### [The request]
Select and copy out every line in the records containing "EDAB".

Extracted data entries
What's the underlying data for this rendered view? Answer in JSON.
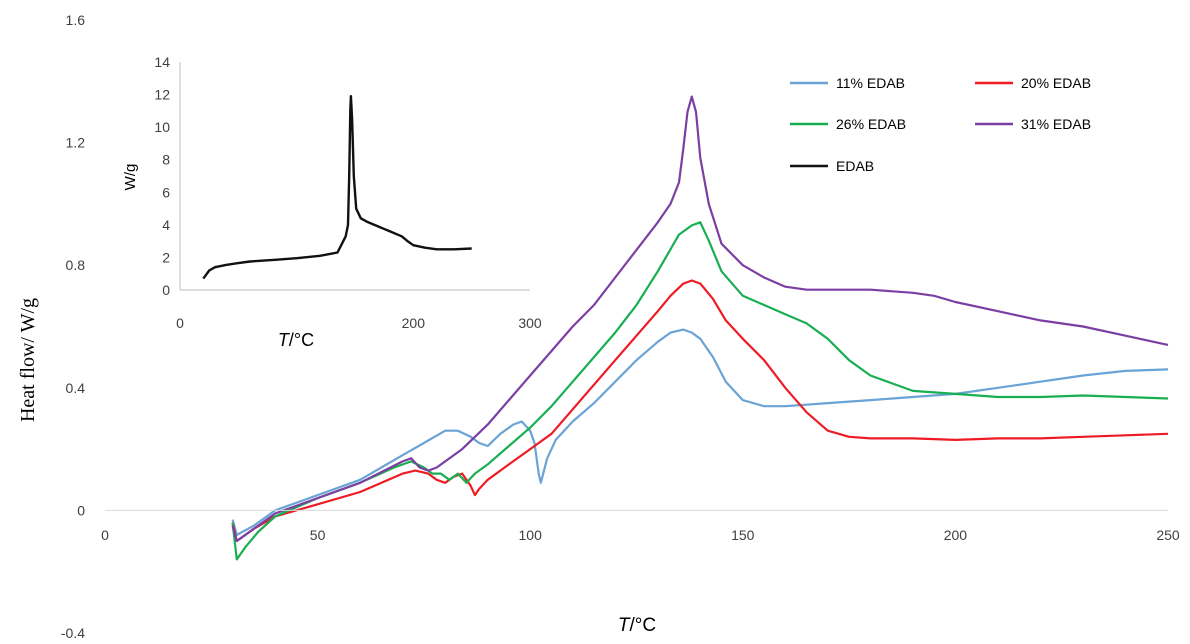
{
  "chart_data": [
    {
      "type": "line",
      "xlabel_parts": [
        "T",
        "/°C"
      ],
      "ylabel": "Heat flow/ W/g",
      "xlim": [
        0,
        250
      ],
      "ylim": [
        -0.4,
        1.6
      ],
      "x_ticks": [
        0,
        50,
        100,
        150,
        200,
        250
      ],
      "y_ticks": [
        -0.4,
        0,
        0.4,
        0.8,
        1.2,
        1.6
      ],
      "y_tick_labels": [
        "-0.4",
        "0",
        "0.4",
        "0.8",
        "1.2",
        "1.6"
      ],
      "grid": false,
      "legend_entries": [
        "11% EDAB",
        "20% EDAB",
        "26% EDAB",
        "31% EDAB",
        "EDAB"
      ],
      "series": [
        {
          "name": "11% EDAB",
          "color": "#6aa3d5",
          "points": [
            [
              30,
              -0.03
            ],
            [
              31,
              -0.08
            ],
            [
              35,
              -0.05
            ],
            [
              40,
              0.0
            ],
            [
              50,
              0.05
            ],
            [
              60,
              0.1
            ],
            [
              70,
              0.18
            ],
            [
              75,
              0.22
            ],
            [
              80,
              0.26
            ],
            [
              83,
              0.26
            ],
            [
              86,
              0.24
            ],
            [
              88,
              0.22
            ],
            [
              90,
              0.21
            ],
            [
              93,
              0.25
            ],
            [
              96,
              0.28
            ],
            [
              98,
              0.29
            ],
            [
              100,
              0.26
            ],
            [
              101,
              0.22
            ],
            [
              102,
              0.12
            ],
            [
              102.5,
              0.09
            ],
            [
              104,
              0.17
            ],
            [
              106,
              0.23
            ],
            [
              110,
              0.29
            ],
            [
              115,
              0.35
            ],
            [
              120,
              0.42
            ],
            [
              125,
              0.49
            ],
            [
              130,
              0.55
            ],
            [
              133,
              0.58
            ],
            [
              136,
              0.59
            ],
            [
              138,
              0.58
            ],
            [
              140,
              0.56
            ],
            [
              143,
              0.5
            ],
            [
              146,
              0.42
            ],
            [
              150,
              0.36
            ],
            [
              155,
              0.34
            ],
            [
              160,
              0.34
            ],
            [
              170,
              0.35
            ],
            [
              180,
              0.36
            ],
            [
              190,
              0.37
            ],
            [
              200,
              0.38
            ],
            [
              210,
              0.4
            ],
            [
              220,
              0.42
            ],
            [
              230,
              0.44
            ],
            [
              240,
              0.455
            ],
            [
              250,
              0.46
            ]
          ]
        },
        {
          "name": "20% EDAB",
          "color": "#ee1b24",
          "points": [
            [
              30,
              -0.04
            ],
            [
              31,
              -0.1
            ],
            [
              35,
              -0.06
            ],
            [
              40,
              -0.02
            ],
            [
              50,
              0.02
            ],
            [
              60,
              0.06
            ],
            [
              70,
              0.12
            ],
            [
              73,
              0.13
            ],
            [
              76,
              0.12
            ],
            [
              78,
              0.1
            ],
            [
              80,
              0.09
            ],
            [
              82,
              0.11
            ],
            [
              84,
              0.12
            ],
            [
              86,
              0.08
            ],
            [
              87,
              0.05
            ],
            [
              88,
              0.07
            ],
            [
              90,
              0.1
            ],
            [
              95,
              0.15
            ],
            [
              100,
              0.2
            ],
            [
              105,
              0.25
            ],
            [
              110,
              0.33
            ],
            [
              115,
              0.41
            ],
            [
              120,
              0.49
            ],
            [
              125,
              0.57
            ],
            [
              130,
              0.65
            ],
            [
              133,
              0.7
            ],
            [
              136,
              0.74
            ],
            [
              138,
              0.75
            ],
            [
              140,
              0.74
            ],
            [
              143,
              0.69
            ],
            [
              146,
              0.62
            ],
            [
              150,
              0.56
            ],
            [
              155,
              0.49
            ],
            [
              160,
              0.4
            ],
            [
              165,
              0.32
            ],
            [
              170,
              0.26
            ],
            [
              175,
              0.24
            ],
            [
              180,
              0.235
            ],
            [
              190,
              0.235
            ],
            [
              200,
              0.23
            ],
            [
              210,
              0.235
            ],
            [
              220,
              0.235
            ],
            [
              230,
              0.24
            ],
            [
              240,
              0.245
            ],
            [
              250,
              0.25
            ]
          ]
        },
        {
          "name": "26% EDAB",
          "color": "#1aae52",
          "points": [
            [
              30,
              -0.04
            ],
            [
              31,
              -0.16
            ],
            [
              33,
              -0.12
            ],
            [
              36,
              -0.07
            ],
            [
              40,
              -0.02
            ],
            [
              50,
              0.04
            ],
            [
              60,
              0.09
            ],
            [
              68,
              0.14
            ],
            [
              72,
              0.16
            ],
            [
              75,
              0.14
            ],
            [
              77,
              0.12
            ],
            [
              79,
              0.12
            ],
            [
              81,
              0.1
            ],
            [
              83,
              0.12
            ],
            [
              85,
              0.09
            ],
            [
              87,
              0.12
            ],
            [
              90,
              0.15
            ],
            [
              95,
              0.21
            ],
            [
              100,
              0.27
            ],
            [
              105,
              0.34
            ],
            [
              110,
              0.42
            ],
            [
              115,
              0.5
            ],
            [
              120,
              0.58
            ],
            [
              125,
              0.67
            ],
            [
              130,
              0.78
            ],
            [
              135,
              0.9
            ],
            [
              138,
              0.93
            ],
            [
              140,
              0.94
            ],
            [
              142,
              0.88
            ],
            [
              145,
              0.78
            ],
            [
              150,
              0.7
            ],
            [
              155,
              0.67
            ],
            [
              160,
              0.64
            ],
            [
              165,
              0.61
            ],
            [
              170,
              0.56
            ],
            [
              175,
              0.49
            ],
            [
              180,
              0.44
            ],
            [
              190,
              0.39
            ],
            [
              200,
              0.38
            ],
            [
              210,
              0.37
            ],
            [
              220,
              0.37
            ],
            [
              230,
              0.375
            ],
            [
              240,
              0.37
            ],
            [
              250,
              0.365
            ]
          ]
        },
        {
          "name": "31% EDAB",
          "color": "#7b3fa3",
          "points": [
            [
              30,
              -0.05
            ],
            [
              31,
              -0.1
            ],
            [
              35,
              -0.06
            ],
            [
              40,
              -0.01
            ],
            [
              50,
              0.04
            ],
            [
              60,
              0.09
            ],
            [
              70,
              0.16
            ],
            [
              72,
              0.17
            ],
            [
              74,
              0.14
            ],
            [
              76,
              0.13
            ],
            [
              78,
              0.14
            ],
            [
              80,
              0.16
            ],
            [
              84,
              0.2
            ],
            [
              90,
              0.28
            ],
            [
              95,
              0.36
            ],
            [
              100,
              0.44
            ],
            [
              105,
              0.52
            ],
            [
              110,
              0.6
            ],
            [
              115,
              0.67
            ],
            [
              120,
              0.76
            ],
            [
              125,
              0.85
            ],
            [
              130,
              0.94
            ],
            [
              133,
              1.0
            ],
            [
              135,
              1.07
            ],
            [
              136,
              1.18
            ],
            [
              137,
              1.3
            ],
            [
              138,
              1.35
            ],
            [
              139,
              1.3
            ],
            [
              140,
              1.15
            ],
            [
              142,
              1.0
            ],
            [
              145,
              0.87
            ],
            [
              150,
              0.8
            ],
            [
              155,
              0.76
            ],
            [
              160,
              0.73
            ],
            [
              165,
              0.72
            ],
            [
              170,
              0.72
            ],
            [
              180,
              0.72
            ],
            [
              190,
              0.71
            ],
            [
              195,
              0.7
            ],
            [
              200,
              0.68
            ],
            [
              210,
              0.65
            ],
            [
              220,
              0.62
            ],
            [
              230,
              0.6
            ],
            [
              240,
              0.57
            ],
            [
              250,
              0.54
            ]
          ]
        }
      ]
    },
    {
      "type": "line",
      "inset": true,
      "xlabel_parts": [
        "T",
        "/°C"
      ],
      "ylabel": "W/g",
      "xlim": [
        0,
        300
      ],
      "ylim": [
        0,
        14
      ],
      "x_ticks": [
        0,
        100,
        200,
        300
      ],
      "x_tick_labels": [
        "0",
        "",
        "200",
        "300"
      ],
      "y_ticks": [
        0,
        2,
        4,
        6,
        8,
        10,
        12,
        14
      ],
      "grid": false,
      "series": [
        {
          "name": "EDAB",
          "color": "#111111",
          "points": [
            [
              20,
              0.7
            ],
            [
              22,
              0.9
            ],
            [
              25,
              1.2
            ],
            [
              30,
              1.4
            ],
            [
              40,
              1.55
            ],
            [
              50,
              1.65
            ],
            [
              60,
              1.75
            ],
            [
              80,
              1.85
            ],
            [
              100,
              1.95
            ],
            [
              120,
              2.1
            ],
            [
              135,
              2.3
            ],
            [
              140,
              3.0
            ],
            [
              142,
              3.3
            ],
            [
              144,
              4.0
            ],
            [
              145,
              7.0
            ],
            [
              146,
              11.0
            ],
            [
              146.5,
              11.9
            ],
            [
              147.5,
              10.5
            ],
            [
              149,
              7.0
            ],
            [
              151,
              5.0
            ],
            [
              155,
              4.4
            ],
            [
              160,
              4.2
            ],
            [
              170,
              3.9
            ],
            [
              180,
              3.6
            ],
            [
              190,
              3.3
            ],
            [
              195,
              3.0
            ],
            [
              200,
              2.75
            ],
            [
              210,
              2.6
            ],
            [
              220,
              2.5
            ],
            [
              235,
              2.5
            ],
            [
              250,
              2.55
            ]
          ]
        }
      ]
    }
  ]
}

### [The output]
        "11% EDAB",
        "20% EDAB",
        "26% EDAB",
        "31% EDAB",
        "EDAB"
          "name": "11% EDAB",
          "name": "20% EDAB",
          "name": "26% EDAB",
          "name": "31% EDAB",
          "name": "EDAB",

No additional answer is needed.